MATERIAL PROVIDED:
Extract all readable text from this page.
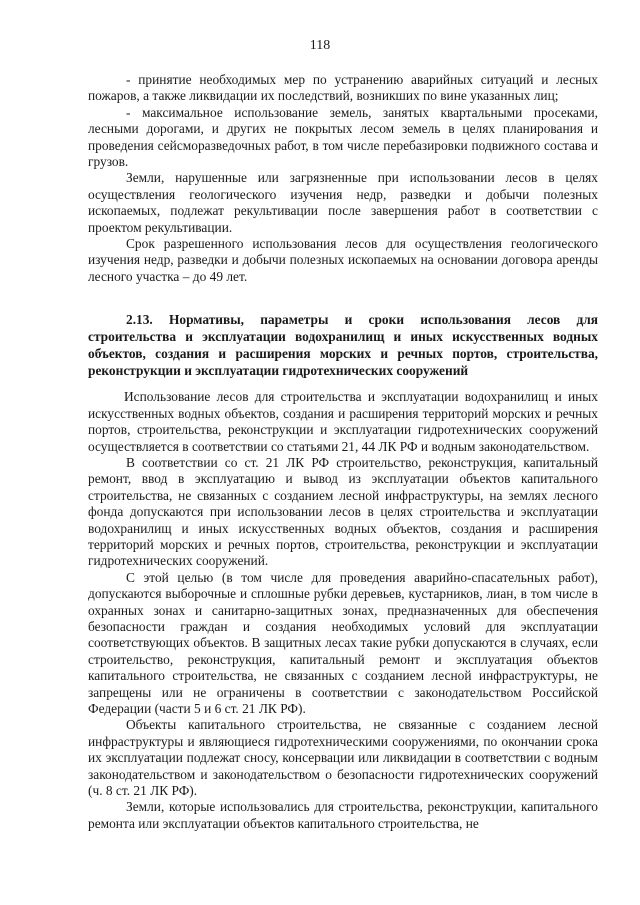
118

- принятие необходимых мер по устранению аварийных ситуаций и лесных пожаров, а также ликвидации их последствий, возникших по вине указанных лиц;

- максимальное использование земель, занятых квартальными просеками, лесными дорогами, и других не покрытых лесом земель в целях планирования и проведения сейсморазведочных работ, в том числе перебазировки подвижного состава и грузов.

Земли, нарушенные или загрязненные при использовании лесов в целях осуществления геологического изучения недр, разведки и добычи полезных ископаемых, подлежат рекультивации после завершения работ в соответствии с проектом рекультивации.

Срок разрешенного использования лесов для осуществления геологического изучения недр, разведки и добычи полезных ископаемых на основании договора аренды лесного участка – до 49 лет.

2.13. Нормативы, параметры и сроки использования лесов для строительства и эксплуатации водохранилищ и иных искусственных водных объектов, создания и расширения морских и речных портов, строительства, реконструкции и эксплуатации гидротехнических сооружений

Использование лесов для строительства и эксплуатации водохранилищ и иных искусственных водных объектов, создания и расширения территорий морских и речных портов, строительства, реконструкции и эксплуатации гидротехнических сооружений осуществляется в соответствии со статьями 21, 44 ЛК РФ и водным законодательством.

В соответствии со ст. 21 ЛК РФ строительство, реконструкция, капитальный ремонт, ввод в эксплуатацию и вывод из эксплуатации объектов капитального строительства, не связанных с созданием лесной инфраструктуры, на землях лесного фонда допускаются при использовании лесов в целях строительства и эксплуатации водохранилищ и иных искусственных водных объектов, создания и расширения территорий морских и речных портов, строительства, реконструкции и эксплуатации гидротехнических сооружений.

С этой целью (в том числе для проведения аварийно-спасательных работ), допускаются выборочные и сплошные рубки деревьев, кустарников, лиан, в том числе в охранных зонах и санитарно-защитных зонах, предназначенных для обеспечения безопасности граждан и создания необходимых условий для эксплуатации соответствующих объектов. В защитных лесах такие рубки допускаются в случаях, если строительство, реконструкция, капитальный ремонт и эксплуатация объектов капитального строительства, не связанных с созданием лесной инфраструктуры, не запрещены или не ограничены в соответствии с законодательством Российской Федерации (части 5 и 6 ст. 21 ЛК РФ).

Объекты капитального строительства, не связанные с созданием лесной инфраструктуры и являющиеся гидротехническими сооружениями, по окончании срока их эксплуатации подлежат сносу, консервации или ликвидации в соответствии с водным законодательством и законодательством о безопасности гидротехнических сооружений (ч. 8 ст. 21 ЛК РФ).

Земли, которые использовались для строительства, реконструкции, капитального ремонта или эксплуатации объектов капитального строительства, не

PROBLEM DETAILS: Write down only how many lines in the listing contain the word "ископаемых".

CORRECT ANSWER: 2